Stated goal
Copy the data exactly; pictures stay out of the copy.
================
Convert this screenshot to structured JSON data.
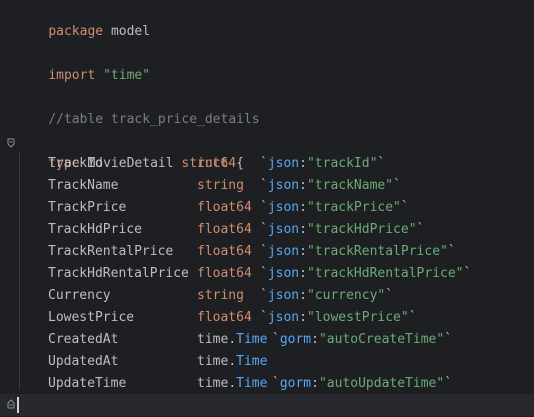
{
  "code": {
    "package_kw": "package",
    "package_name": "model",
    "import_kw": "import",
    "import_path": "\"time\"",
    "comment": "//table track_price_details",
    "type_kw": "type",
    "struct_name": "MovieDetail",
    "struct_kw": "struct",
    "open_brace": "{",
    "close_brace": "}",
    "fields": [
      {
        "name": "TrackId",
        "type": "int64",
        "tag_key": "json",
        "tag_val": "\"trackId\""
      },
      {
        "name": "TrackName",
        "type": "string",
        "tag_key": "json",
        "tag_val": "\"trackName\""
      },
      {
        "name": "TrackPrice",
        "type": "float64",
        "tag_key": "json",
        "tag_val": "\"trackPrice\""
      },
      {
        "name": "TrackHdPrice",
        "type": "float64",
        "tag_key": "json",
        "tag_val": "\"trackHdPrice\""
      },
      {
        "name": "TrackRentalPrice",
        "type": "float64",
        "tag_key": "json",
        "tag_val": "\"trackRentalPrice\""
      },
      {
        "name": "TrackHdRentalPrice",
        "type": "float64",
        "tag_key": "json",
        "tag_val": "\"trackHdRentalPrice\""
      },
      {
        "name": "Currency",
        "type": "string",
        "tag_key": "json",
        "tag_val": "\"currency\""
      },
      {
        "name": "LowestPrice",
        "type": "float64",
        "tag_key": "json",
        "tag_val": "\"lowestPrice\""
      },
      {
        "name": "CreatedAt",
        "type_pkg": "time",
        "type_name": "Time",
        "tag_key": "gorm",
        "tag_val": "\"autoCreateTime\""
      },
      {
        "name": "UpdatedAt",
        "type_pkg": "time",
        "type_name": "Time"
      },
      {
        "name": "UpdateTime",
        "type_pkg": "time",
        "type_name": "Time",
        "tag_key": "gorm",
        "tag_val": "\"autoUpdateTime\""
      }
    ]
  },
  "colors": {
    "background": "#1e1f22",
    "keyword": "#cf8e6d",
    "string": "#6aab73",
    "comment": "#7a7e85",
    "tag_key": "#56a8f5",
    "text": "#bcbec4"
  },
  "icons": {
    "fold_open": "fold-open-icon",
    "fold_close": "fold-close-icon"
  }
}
================
Result for this exercise
Convert this screenshot to structured JSON data.
{
  "code": {
    "package_kw": "package",
    "package_name": "model",
    "import_kw": "import",
    "import_path": "\"time\"",
    "comment": "//table track_price_details",
    "type_kw": "type",
    "struct_name": "MovieDetail",
    "struct_kw": "struct",
    "open_brace": "{",
    "close_brace": "}",
    "fields": [
      {
        "name": "TrackId",
        "type": "int64",
        "tag_key": "json",
        "tag_val": "\"trackId\""
      },
      {
        "name": "TrackName",
        "type": "string",
        "tag_key": "json",
        "tag_val": "\"trackName\""
      },
      {
        "name": "TrackPrice",
        "type": "float64",
        "tag_key": "json",
        "tag_val": "\"trackPrice\""
      },
      {
        "name": "TrackHdPrice",
        "type": "float64",
        "tag_key": "json",
        "tag_val": "\"trackHdPrice\""
      },
      {
        "name": "TrackRentalPrice",
        "type": "float64",
        "tag_key": "json",
        "tag_val": "\"trackRentalPrice\""
      },
      {
        "name": "TrackHdRentalPrice",
        "type": "float64",
        "tag_key": "json",
        "tag_val": "\"trackHdRentalPrice\""
      },
      {
        "name": "Currency",
        "type": "string",
        "tag_key": "json",
        "tag_val": "\"currency\""
      },
      {
        "name": "LowestPrice",
        "type": "float64",
        "tag_key": "json",
        "tag_val": "\"lowestPrice\""
      },
      {
        "name": "CreatedAt",
        "type_pkg": "time",
        "type_name": "Time",
        "tag_key": "gorm",
        "tag_val": "\"autoCreateTime\""
      },
      {
        "name": "UpdatedAt",
        "type_pkg": "time",
        "type_name": "Time"
      },
      {
        "name": "UpdateTime",
        "type_pkg": "time",
        "type_name": "Time",
        "tag_key": "gorm",
        "tag_val": "\"autoUpdateTime\""
      }
    ]
  },
  "colors": {
    "background": "#1e1f22",
    "keyword": "#cf8e6d",
    "string": "#6aab73",
    "comment": "#7a7e85",
    "tag_key": "#56a8f5",
    "text": "#bcbec4"
  },
  "icons": {
    "fold_open": "fold-open-icon",
    "fold_close": "fold-close-icon"
  }
}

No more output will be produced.